Written task
From the records, pick out and copy each line containing "image".

Data listing:
● ● ● ● ●
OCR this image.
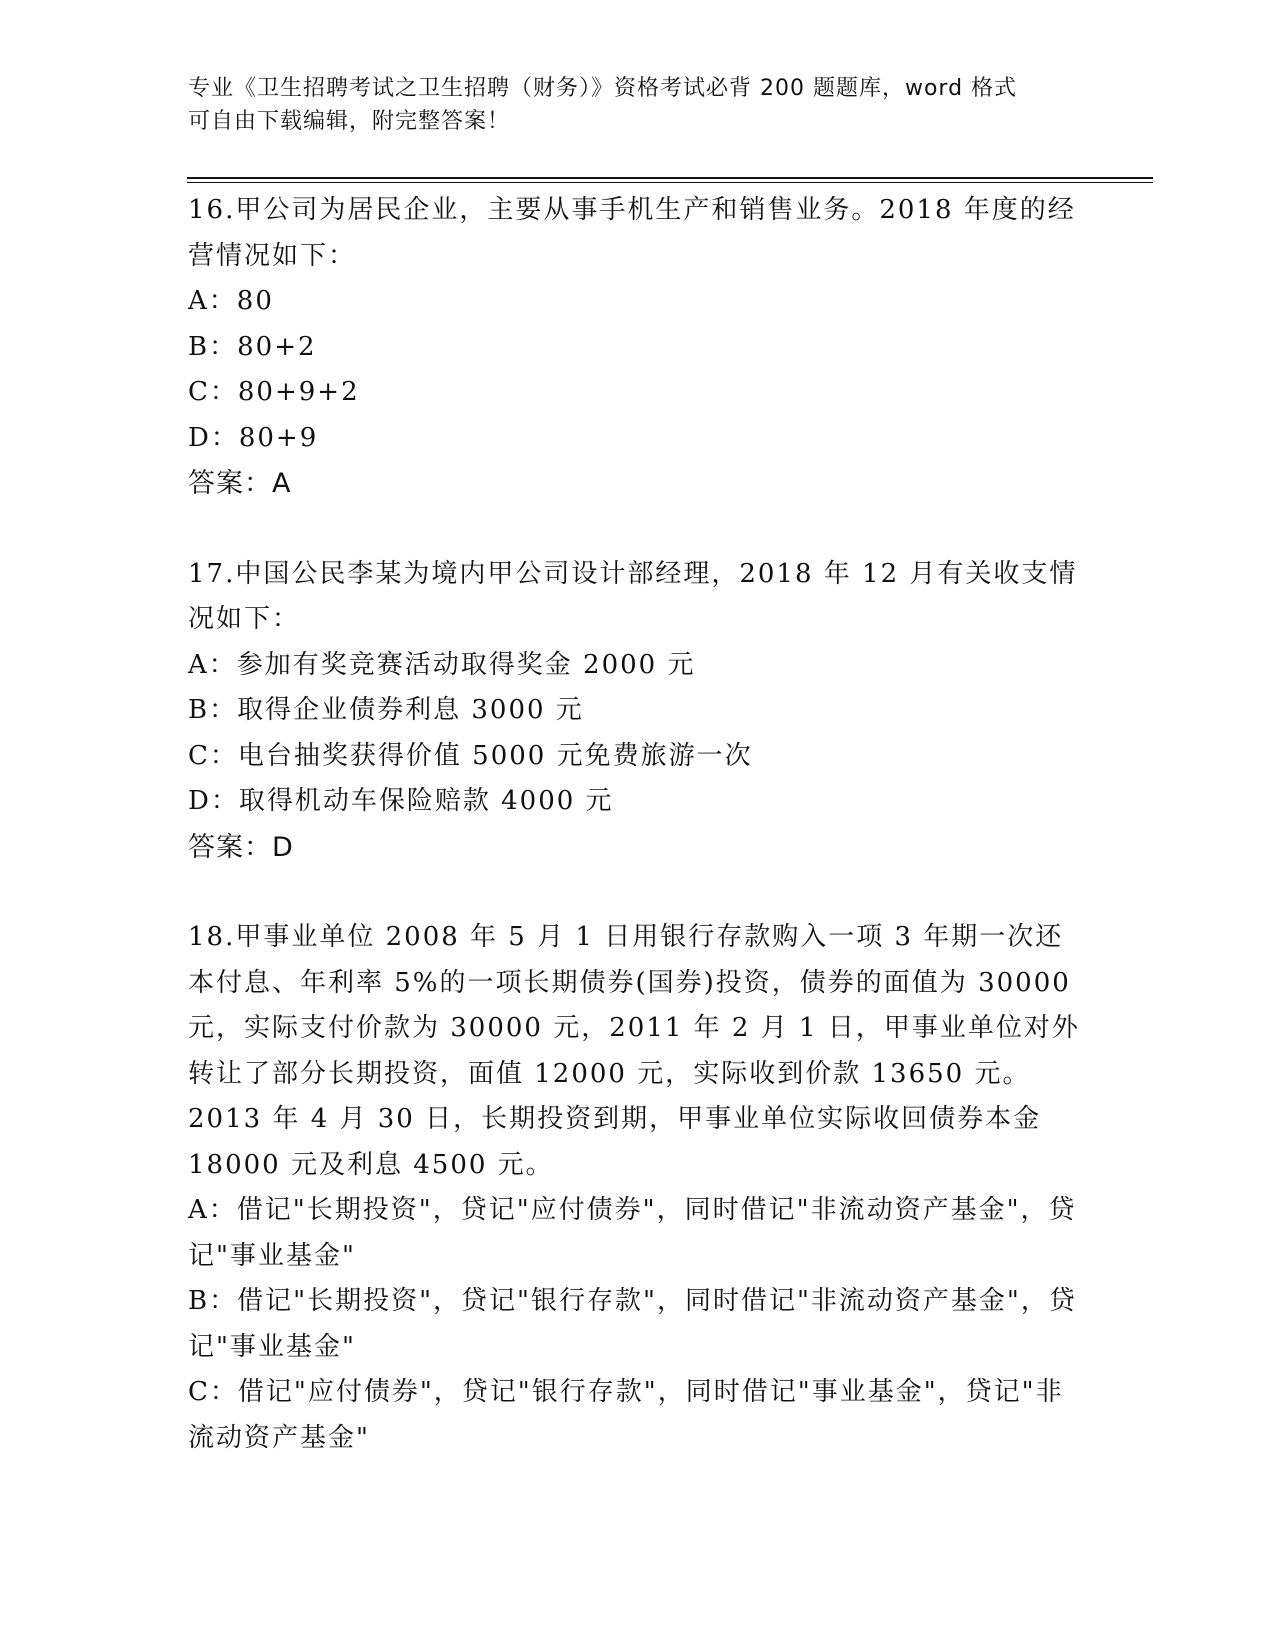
专业《卫生招聘考试之卫生招聘（财务）》资格考试必背 200 题题库，word 格式
可自由下载编辑，附完整答案！

16.甲公司为居民企业，主要从事手机生产和销售业务。2018 年度的经营情况如下：

A：80

B：80+2

C：80+9+2

D：80+9

答案：A

17.中国公民李某为境内甲公司设计部经理，2018 年 12 月有关收支情况如下：

A：参加有奖竞赛活动取得奖金 2000 元

B：取得企业债券利息 3000 元

C：电台抽奖获得价值 5000 元免费旅游一次

D：取得机动车保险赔款 4000 元

答案：D

18.甲事业单位 2008 年 5 月 1 日用银行存款购入一项 3 年期一次还本付息、年利率 5%的一项长期债券(国券)投资，债券的面值为 30000 元，实际支付价款为 30000 元，2011 年 2 月 1 日，甲事业单位对外转让了部分长期投资，面值 12000 元，实际收到价款 13650 元。2013 年 4 月 30 日，长期投资到期，甲事业单位实际收回债券本金 18000 元及利息 4500 元。

A：借记"长期投资"，贷记"应付债券"，同时借记"非流动资产基金"，贷记"事业基金"

B：借记"长期投资"，贷记"银行存款"，同时借记"非流动资产基金"，贷记"事业基金"

C：借记"应付债券"，贷记"银行存款"，同时借记"事业基金"，贷记"非流动资产基金"
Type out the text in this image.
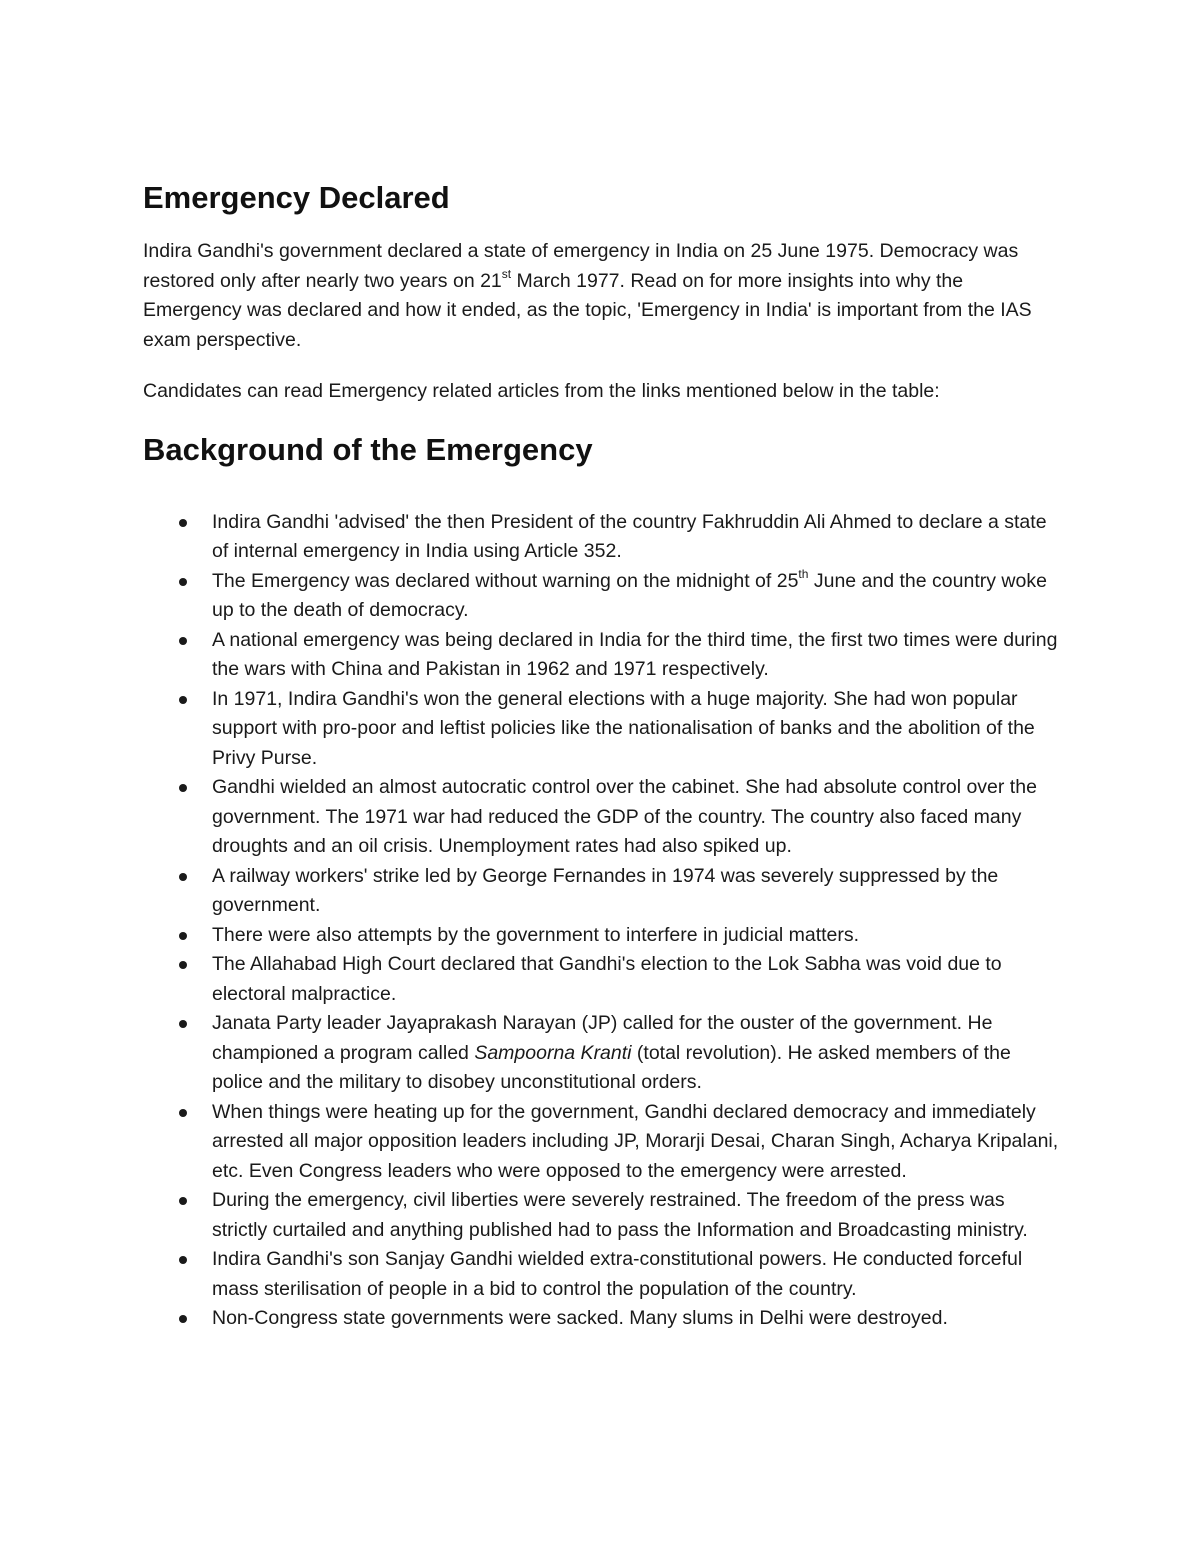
Emergency Declared

Indira Gandhi's government declared a state of emergency in India on 25 June 1975. Democracy was restored only after nearly two years on 21st March 1977. Read on for more insights into why the Emergency was declared and how it ended, as the topic, 'Emergency in India' is important from the IAS exam perspective.

Candidates can read Emergency related articles from the links mentioned below in the table:

Background of the Emergency
Indira Gandhi 'advised' the then President of the country Fakhruddin Ali Ahmed to declare a state of internal emergency in India using Article 352.
The Emergency was declared without warning on the midnight of 25th June and the country woke up to the death of democracy.
A national emergency was being declared in India for the third time, the first two times were during the wars with China and Pakistan in 1962 and 1971 respectively.
In 1971, Indira Gandhi's won the general elections with a huge majority. She had won popular support with pro-poor and leftist policies like the nationalisation of banks and the abolition of the Privy Purse.
Gandhi wielded an almost autocratic control over the cabinet. She had absolute control over the government. The 1971 war had reduced the GDP of the country. The country also faced many droughts and an oil crisis. Unemployment rates had also spiked up.
A railway workers' strike led by George Fernandes in 1974 was severely suppressed by the government.
There were also attempts by the government to interfere in judicial matters.
The Allahabad High Court declared that Gandhi's election to the Lok Sabha was void due to electoral malpractice.
Janata Party leader Jayaprakash Narayan (JP) called for the ouster of the government. He championed a program called Sampoorna Kranti (total revolution). He asked members of the police and the military to disobey unconstitutional orders.
When things were heating up for the government, Gandhi declared democracy and immediately arrested all major opposition leaders including JP, Morarji Desai, Charan Singh, Acharya Kripalani, etc. Even Congress leaders who were opposed to the emergency were arrested.
During the emergency, civil liberties were severely restrained. The freedom of the press was strictly curtailed and anything published had to pass the Information and Broadcasting ministry.
Indira Gandhi's son Sanjay Gandhi wielded extra-constitutional powers. He conducted forceful mass sterilisation of people in a bid to control the population of the country.
Non-Congress state governments were sacked. Many slums in Delhi were destroyed.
● ● ● ● ●
Task output
OCR this image.
Type out the text in this image.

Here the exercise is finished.